> _Direction_: Transcribe every entry word for word, leaving out all images.

::: Supplied records

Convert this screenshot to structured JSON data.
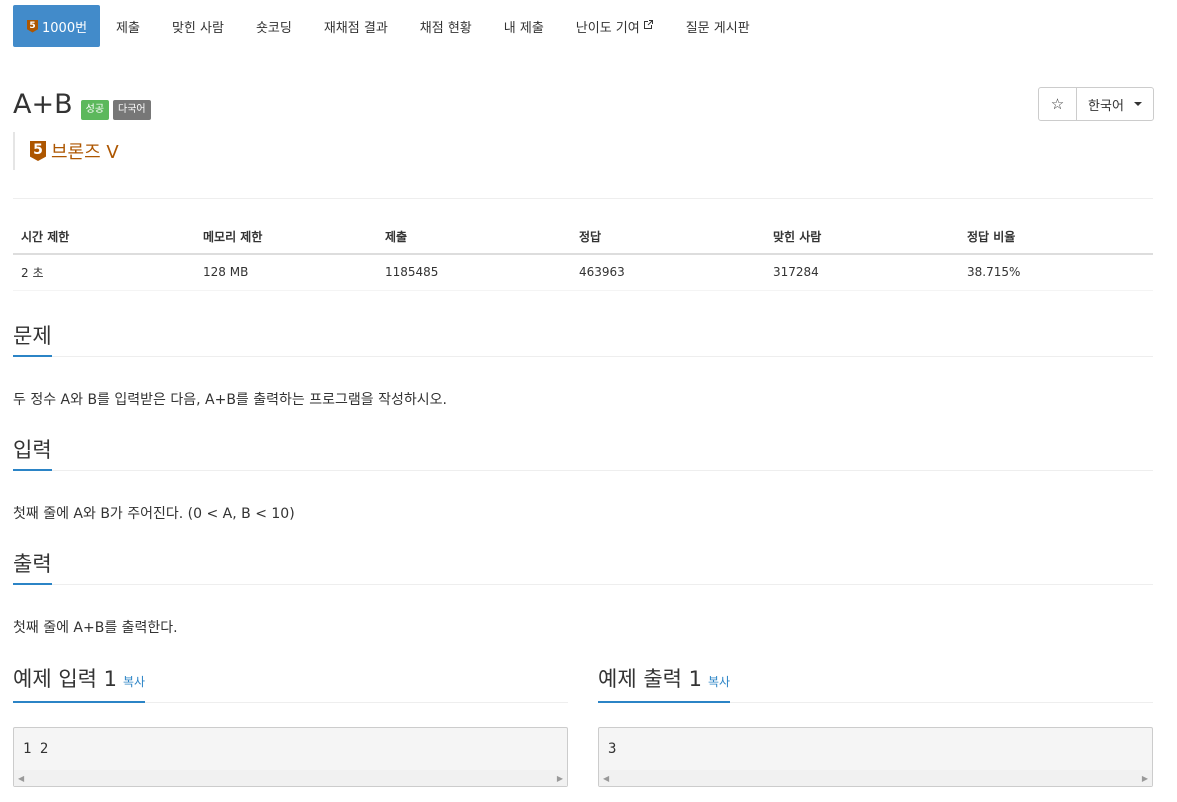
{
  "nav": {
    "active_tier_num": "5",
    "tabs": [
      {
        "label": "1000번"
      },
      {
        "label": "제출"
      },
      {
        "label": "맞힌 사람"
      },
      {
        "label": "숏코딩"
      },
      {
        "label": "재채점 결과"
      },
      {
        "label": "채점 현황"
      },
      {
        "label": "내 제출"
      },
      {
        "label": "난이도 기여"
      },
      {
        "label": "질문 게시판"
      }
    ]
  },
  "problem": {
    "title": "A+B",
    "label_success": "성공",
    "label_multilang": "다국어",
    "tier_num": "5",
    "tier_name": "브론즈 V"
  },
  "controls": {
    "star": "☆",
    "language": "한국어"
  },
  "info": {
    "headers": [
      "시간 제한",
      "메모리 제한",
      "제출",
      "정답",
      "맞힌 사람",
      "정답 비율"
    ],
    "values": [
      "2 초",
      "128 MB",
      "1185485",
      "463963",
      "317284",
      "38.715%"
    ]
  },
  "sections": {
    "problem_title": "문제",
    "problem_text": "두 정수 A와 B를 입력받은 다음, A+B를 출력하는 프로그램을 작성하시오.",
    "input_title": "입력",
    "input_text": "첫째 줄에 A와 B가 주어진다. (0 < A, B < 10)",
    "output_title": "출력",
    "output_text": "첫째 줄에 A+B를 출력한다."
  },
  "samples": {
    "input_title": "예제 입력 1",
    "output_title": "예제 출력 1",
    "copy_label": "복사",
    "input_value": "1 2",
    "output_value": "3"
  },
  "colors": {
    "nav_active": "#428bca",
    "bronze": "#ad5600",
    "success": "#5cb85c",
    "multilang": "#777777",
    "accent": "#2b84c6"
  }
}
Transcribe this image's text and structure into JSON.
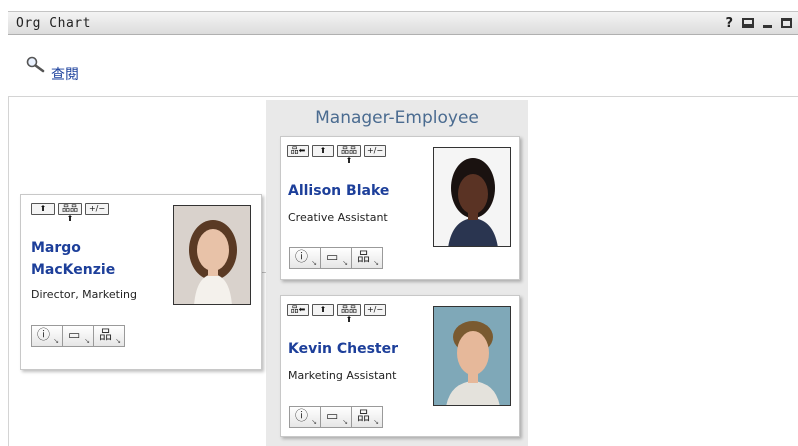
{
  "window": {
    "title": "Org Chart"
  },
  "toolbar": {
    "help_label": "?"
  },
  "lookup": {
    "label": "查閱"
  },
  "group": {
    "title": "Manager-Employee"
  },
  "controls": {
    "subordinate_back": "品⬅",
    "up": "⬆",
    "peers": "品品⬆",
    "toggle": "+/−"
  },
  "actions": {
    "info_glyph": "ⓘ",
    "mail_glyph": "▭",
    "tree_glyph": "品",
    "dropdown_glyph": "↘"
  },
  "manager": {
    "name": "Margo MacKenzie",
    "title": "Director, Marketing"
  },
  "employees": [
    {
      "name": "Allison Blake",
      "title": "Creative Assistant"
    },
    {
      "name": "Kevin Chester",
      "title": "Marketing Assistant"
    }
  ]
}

::::::

> _Completed exercise_:
Convert this screenshot to structured JSON data.
{
  "nav": {
    "active_tier_num": "5",
    "tabs": [
      {
        "label": "1000번"
      },
      {
        "label": "제출"
      },
      {
        "label": "맞힌 사람"
      },
      {
        "label": "숏코딩"
      },
      {
        "label": "재채점 결과"
      },
      {
        "label": "채점 현황"
      },
      {
        "label": "내 제출"
      },
      {
        "label": "난이도 기여"
      },
      {
        "label": "질문 게시판"
      }
    ]
  },
  "problem": {
    "title": "A+B",
    "label_success": "성공",
    "label_multilang": "다국어",
    "tier_num": "5",
    "tier_name": "브론즈 V"
  },
  "controls": {
    "star": "☆",
    "language": "한국어"
  },
  "info": {
    "headers": [
      "시간 제한",
      "메모리 제한",
      "제출",
      "정답",
      "맞힌 사람",
      "정답 비율"
    ],
    "values": [
      "2 초",
      "128 MB",
      "1185485",
      "463963",
      "317284",
      "38.715%"
    ]
  },
  "sections": {
    "problem_title": "문제",
    "problem_text": "두 정수 A와 B를 입력받은 다음, A+B를 출력하는 프로그램을 작성하시오.",
    "input_title": "입력",
    "input_text": "첫째 줄에 A와 B가 주어진다. (0 < A, B < 10)",
    "output_title": "출력",
    "output_text": "첫째 줄에 A+B를 출력한다."
  },
  "samples": {
    "input_title": "예제 입력 1",
    "output_title": "예제 출력 1",
    "copy_label": "복사",
    "input_value": "1 2",
    "output_value": "3"
  },
  "colors": {
    "nav_active": "#428bca",
    "bronze": "#ad5600",
    "success": "#5cb85c",
    "multilang": "#777777",
    "accent": "#2b84c6"
  }
}
Transcribe this image's text and structure into JSON.
{
  "window": {
    "title": "Org Chart"
  },
  "toolbar": {
    "help_label": "?"
  },
  "lookup": {
    "label": "查閱"
  },
  "group": {
    "title": "Manager-Employee"
  },
  "controls": {
    "subordinate_back": "品⬅",
    "up": "⬆",
    "peers": "品品⬆",
    "toggle": "+/−"
  },
  "actions": {
    "info_glyph": "ⓘ",
    "mail_glyph": "▭",
    "tree_glyph": "品",
    "dropdown_glyph": "↘"
  },
  "manager": {
    "name": "Margo MacKenzie",
    "title": "Director, Marketing"
  },
  "employees": [
    {
      "name": "Allison Blake",
      "title": "Creative Assistant"
    },
    {
      "name": "Kevin Chester",
      "title": "Marketing Assistant"
    }
  ]
}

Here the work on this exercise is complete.